THE RECORDS ::
-- Start --
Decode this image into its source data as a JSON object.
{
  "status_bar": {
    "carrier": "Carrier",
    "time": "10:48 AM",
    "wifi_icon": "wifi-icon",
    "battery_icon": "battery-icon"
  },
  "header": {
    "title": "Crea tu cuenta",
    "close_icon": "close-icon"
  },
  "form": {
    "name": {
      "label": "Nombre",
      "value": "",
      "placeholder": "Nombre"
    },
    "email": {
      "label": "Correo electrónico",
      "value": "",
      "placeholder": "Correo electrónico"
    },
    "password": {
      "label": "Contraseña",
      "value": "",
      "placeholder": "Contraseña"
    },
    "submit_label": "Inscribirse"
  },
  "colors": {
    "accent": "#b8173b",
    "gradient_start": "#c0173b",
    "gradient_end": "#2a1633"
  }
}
-- End --
GOAL OF THE EXERCISE :: Reproduce the data in full, exactly as presented.

ANSWER IN FULL ::
Decode this image into its source data as a JSON object.
{
  "status_bar": {
    "carrier": "Carrier",
    "time": "10:48 AM",
    "wifi_icon": "wifi-icon",
    "battery_icon": "battery-icon"
  },
  "header": {
    "title": "Crea tu cuenta",
    "close_icon": "close-icon"
  },
  "form": {
    "name": {
      "label": "Nombre",
      "value": "",
      "placeholder": "Nombre"
    },
    "email": {
      "label": "Correo electrónico",
      "value": "",
      "placeholder": "Correo electrónico"
    },
    "password": {
      "label": "Contraseña",
      "value": "",
      "placeholder": "Contraseña"
    },
    "submit_label": "Inscribirse"
  },
  "colors": {
    "accent": "#b8173b",
    "gradient_start": "#c0173b",
    "gradient_end": "#2a1633"
  }
}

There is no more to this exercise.